--- Start of Information provided ---
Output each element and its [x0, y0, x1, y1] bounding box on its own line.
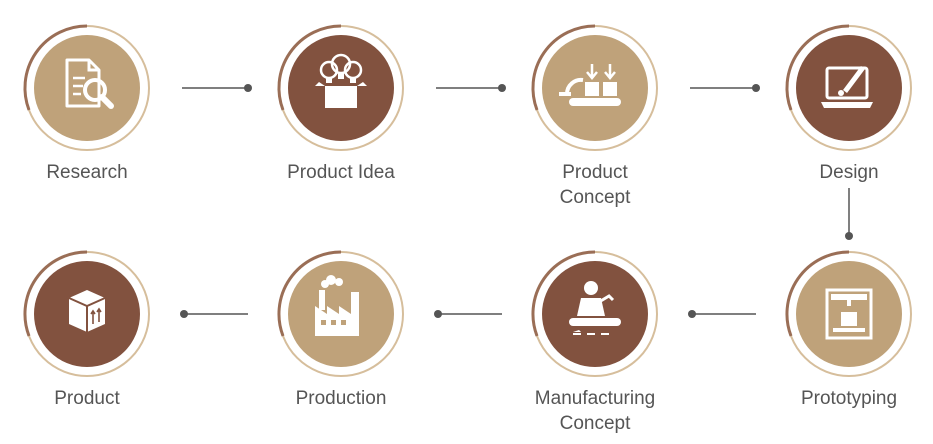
step-label: Design: [819, 162, 879, 183]
step-badge: [785, 24, 912, 151]
connector-concept-to-design: [690, 84, 760, 92]
step-badge: [277, 250, 404, 377]
connector-manufacturing-to-production: [434, 310, 502, 318]
document-magnifier-icon: [65, 58, 114, 109]
connector-prototyping-to-manufacturing: [688, 310, 756, 318]
step-badge: [531, 24, 658, 151]
step-label: Production: [295, 388, 387, 409]
factory-icon: [315, 275, 359, 336]
laptop-brush-icon: [821, 66, 873, 108]
step-label: Product Idea: [287, 162, 395, 183]
connector-design-to-prototyping: [845, 188, 853, 240]
assembly-worker-icon: [569, 281, 621, 335]
step-prototyping: Prototyping: [759, 248, 933, 411]
package-icon: [68, 290, 106, 332]
step-production: Production: [251, 248, 431, 411]
step-research: Research: [0, 22, 177, 185]
connector-production-to-product: [180, 310, 248, 318]
step-product-idea: Product Idea: [251, 22, 431, 185]
3d-printer-icon: [825, 288, 873, 340]
badge-ring-accent: [23, 24, 88, 111]
badge-ring-accent: [531, 250, 596, 337]
step-badge: [23, 250, 150, 377]
connector-research-to-idea: [182, 84, 252, 92]
conveyor-boxes-icon: [559, 64, 621, 106]
step-design: Design: [759, 22, 933, 185]
lightbulbs-box-icon: [315, 53, 367, 108]
step-badge: [785, 250, 912, 377]
badge-ring-accent: [23, 250, 88, 337]
badge-ring-accent: [531, 24, 596, 111]
step-badge: [277, 24, 404, 151]
badge-ring-accent: [785, 250, 850, 337]
badge-ring-accent: [785, 24, 850, 111]
step-product: Product: [0, 248, 177, 411]
step-label: Prototyping: [800, 388, 898, 409]
step-label: Research: [46, 162, 128, 183]
badge-ring-accent: [277, 250, 342, 337]
badge-ring-accent: [277, 24, 342, 111]
step-badge: [531, 250, 658, 377]
connector-idea-to-concept: [436, 84, 506, 92]
step-label: Product: [54, 388, 120, 409]
step-badge: [23, 24, 150, 151]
--- End of Information provided ---
**Your objective**
Convert the records above into a Markdown table with the columns Row and Line, numbering each non-blank line and leaving out the pictures.

**Solved exercise**
| Row | Line |
|---|---|
| 1 | Output each element and its [x0, y0, x1, y1] bounding box on its own line. |
| 2 | step-label: Design: [819, 162, 879, 183] |
| 3 | step-badge: [785, 24, 912, 151] |
| 4 | connector-concept-to-design: [690, 84, 760, 92] |
| 5 | step-badge: [277, 250, 404, 377] |
| 6 | connector-manufacturing-to-production: [434, 310, 502, 318] |
| 7 | document-magnifier-icon: [65, 58, 114, 109] |
| 8 | connector-prototyping-to-manufacturing: [688, 310, 756, 318] |
| 9 | step-badge: [531, 24, 658, 151] |
| 10 | step-label: Production: [295, 388, 387, 409] |
| 11 | factory-icon: [315, 275, 359, 336] |
| 12 | laptop-brush-icon: [821, 66, 873, 108] |
| 13 | step-label: Product Idea: [287, 162, 395, 183] |
| 14 | connector-design-to-prototyping: [845, 188, 853, 240] |
| 15 | assembly-worker-icon: [569, 281, 621, 335] |
| 16 | step-prototyping: Prototyping: [759, 248, 933, 411] |
| 17 | package-icon: [68, 290, 106, 332] |
| 18 | step-production: Production: [251, 248, 431, 411] |
| 19 | step-research: Research: [0, 22, 177, 185] |
| 20 | connector-production-to-product: [180, 310, 248, 318] |
| 21 | step-product-idea: Product Idea: [251, 22, 431, 185] |
| 22 | 3d-printer-icon: [825, 288, 873, 340] |
| 23 | badge-ring-accent: [23, 24, 88, 111] |
| 24 | badge-ring-accent: [531, 250, 596, 337] |
| 25 | step-badge: [23, 250, 150, 377] |
| 26 | connector-research-to-idea: [182, 84, 252, 92] |
| 27 | conveyor-boxes-icon: [559, 64, 621, 106] |
| 28 | step-design: Design: [759, 22, 933, 185] |
| 29 | lightbulbs-box-icon: [315, 53, 367, 108] |
| 30 | step-badge: [785, 250, 912, 377] |
| 31 | badge-ring-accent: [23, 250, 88, 337] |
| 32 | badge-ring-accent: [531, 24, 596, 111] |
| 33 | step-badge: [277, 24, 404, 151] |
| 34 | badge-ring-accent: [785, 250, 850, 337] |
| 35 | badge-ring-accent: [785, 24, 850, 111] |
| 36 | step-product: Product: [0, 248, 177, 411] |
| 37 | step-label: Prototyping: [800, 388, 898, 409] |
| 38 | step-label: Research: [46, 162, 128, 183] |
| 39 | badge-ring-accent: [277, 250, 342, 337] |
| 40 | badge-ring-accent: [277, 24, 342, 111] |
| 41 | step-badge: [531, 250, 658, 377] |
| 42 | connector-idea-to-concept: [436, 84, 506, 92] |
| 43 | step-label: Product: [54, 388, 120, 409] |
| 44 | step-badge: [23, 24, 150, 151] |